=== THE TASK ===
Where a line in the listing contains the string "betreuen", copy that line out.

=== MATERIALS PROVIDED ===
------------------------

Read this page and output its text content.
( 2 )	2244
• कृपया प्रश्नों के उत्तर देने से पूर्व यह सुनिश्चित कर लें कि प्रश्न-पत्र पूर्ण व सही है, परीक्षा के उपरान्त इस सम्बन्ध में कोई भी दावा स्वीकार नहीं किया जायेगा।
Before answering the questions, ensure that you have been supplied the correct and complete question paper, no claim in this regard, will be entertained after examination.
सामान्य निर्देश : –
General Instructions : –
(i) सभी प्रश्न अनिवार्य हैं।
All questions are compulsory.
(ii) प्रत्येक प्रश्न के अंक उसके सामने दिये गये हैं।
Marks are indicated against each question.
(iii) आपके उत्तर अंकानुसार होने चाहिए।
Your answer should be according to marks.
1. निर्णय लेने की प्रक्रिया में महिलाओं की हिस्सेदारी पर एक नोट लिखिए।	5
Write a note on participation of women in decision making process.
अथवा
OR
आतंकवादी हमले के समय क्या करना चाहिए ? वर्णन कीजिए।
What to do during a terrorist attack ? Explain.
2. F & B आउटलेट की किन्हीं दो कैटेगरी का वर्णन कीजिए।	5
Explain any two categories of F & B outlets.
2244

------------------------

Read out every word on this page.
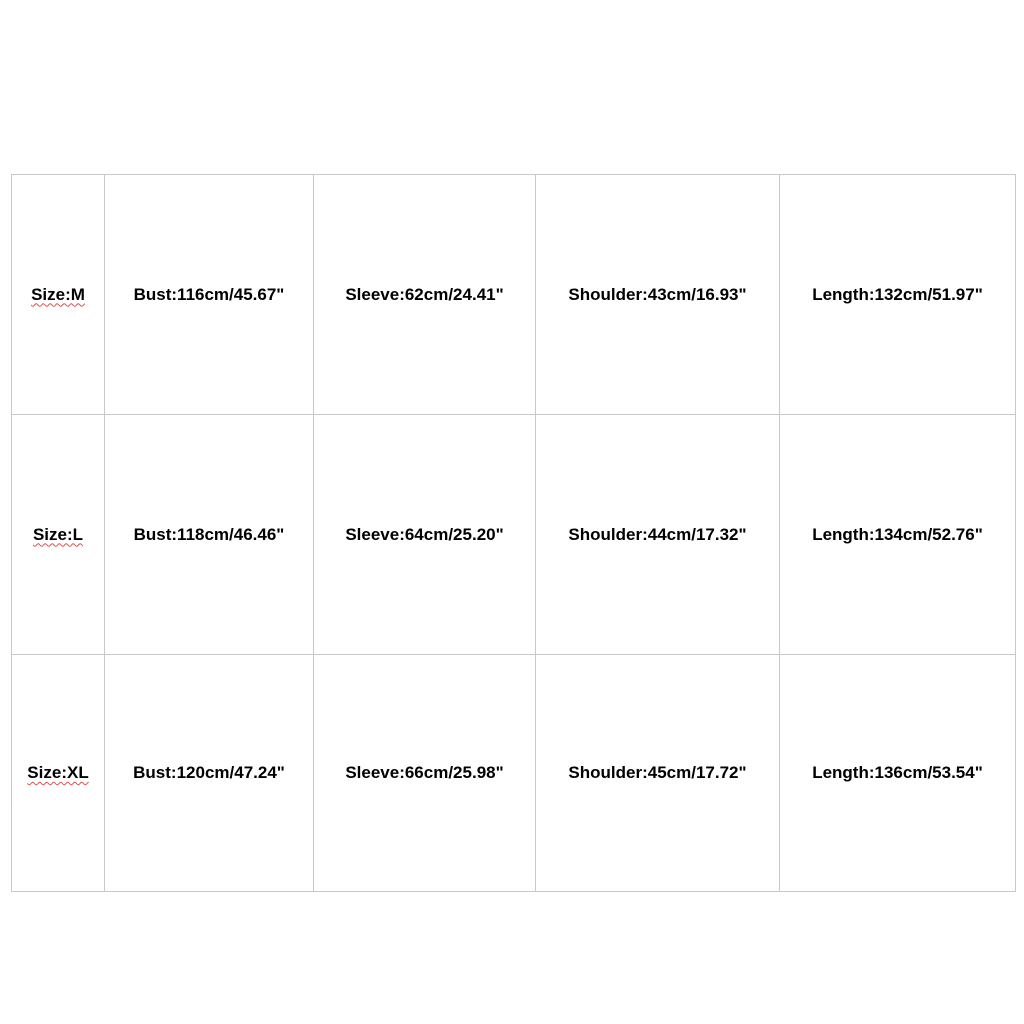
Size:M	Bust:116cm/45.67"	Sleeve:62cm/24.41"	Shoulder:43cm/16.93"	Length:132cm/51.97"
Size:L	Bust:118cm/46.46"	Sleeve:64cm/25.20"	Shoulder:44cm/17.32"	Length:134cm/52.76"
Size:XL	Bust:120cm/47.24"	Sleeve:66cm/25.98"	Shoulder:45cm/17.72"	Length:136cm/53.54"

------------------------

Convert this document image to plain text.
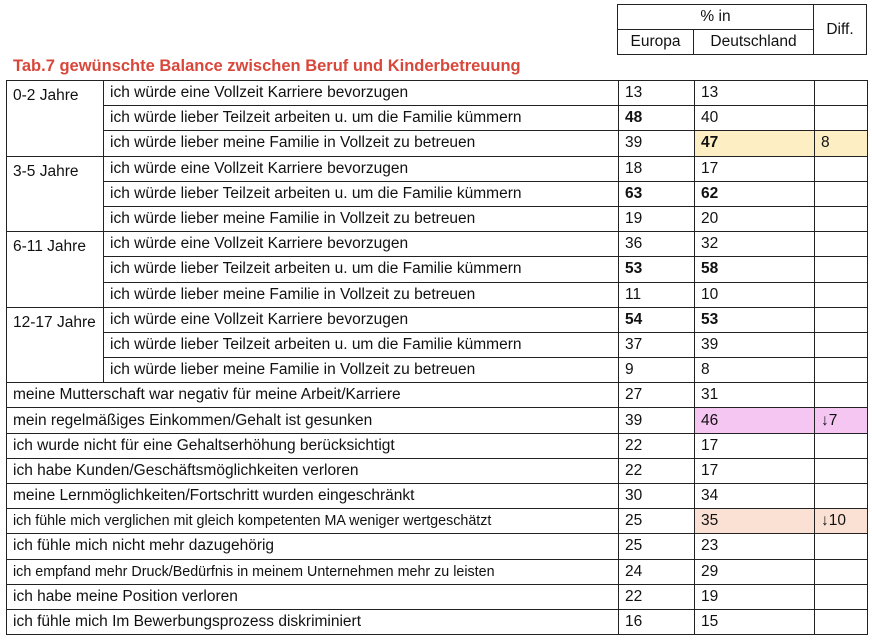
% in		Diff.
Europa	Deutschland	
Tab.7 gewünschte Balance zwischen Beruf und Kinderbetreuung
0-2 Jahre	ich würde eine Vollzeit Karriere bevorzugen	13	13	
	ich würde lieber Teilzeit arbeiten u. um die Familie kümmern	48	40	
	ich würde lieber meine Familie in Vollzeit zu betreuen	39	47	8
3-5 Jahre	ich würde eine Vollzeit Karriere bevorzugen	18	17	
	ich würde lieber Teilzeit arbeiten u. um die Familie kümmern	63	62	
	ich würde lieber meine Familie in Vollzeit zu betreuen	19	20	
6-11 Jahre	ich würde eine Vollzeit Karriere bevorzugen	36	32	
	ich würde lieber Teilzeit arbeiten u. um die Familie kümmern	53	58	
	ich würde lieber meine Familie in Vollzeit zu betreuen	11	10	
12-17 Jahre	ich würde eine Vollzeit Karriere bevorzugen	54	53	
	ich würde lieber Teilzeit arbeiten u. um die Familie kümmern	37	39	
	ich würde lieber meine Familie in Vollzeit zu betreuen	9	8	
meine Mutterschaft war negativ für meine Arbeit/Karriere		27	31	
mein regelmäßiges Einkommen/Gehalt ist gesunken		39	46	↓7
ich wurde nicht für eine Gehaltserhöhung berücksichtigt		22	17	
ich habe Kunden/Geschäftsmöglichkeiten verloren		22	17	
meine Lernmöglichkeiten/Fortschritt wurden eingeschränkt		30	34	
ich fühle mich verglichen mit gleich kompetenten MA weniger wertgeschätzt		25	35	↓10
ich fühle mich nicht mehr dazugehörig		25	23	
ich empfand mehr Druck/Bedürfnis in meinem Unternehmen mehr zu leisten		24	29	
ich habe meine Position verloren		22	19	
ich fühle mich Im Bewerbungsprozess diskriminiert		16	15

------------------------

=== THE OUTPUT ===
	ich würde lieber meine Familie in Vollzeit zu betreuen	39	47	8
	ich würde lieber meine Familie in Vollzeit zu betreuen	19	20	
	ich würde lieber meine Familie in Vollzeit zu betreuen	11	10	
	ich würde lieber meine Familie in Vollzeit zu betreuen	9	8	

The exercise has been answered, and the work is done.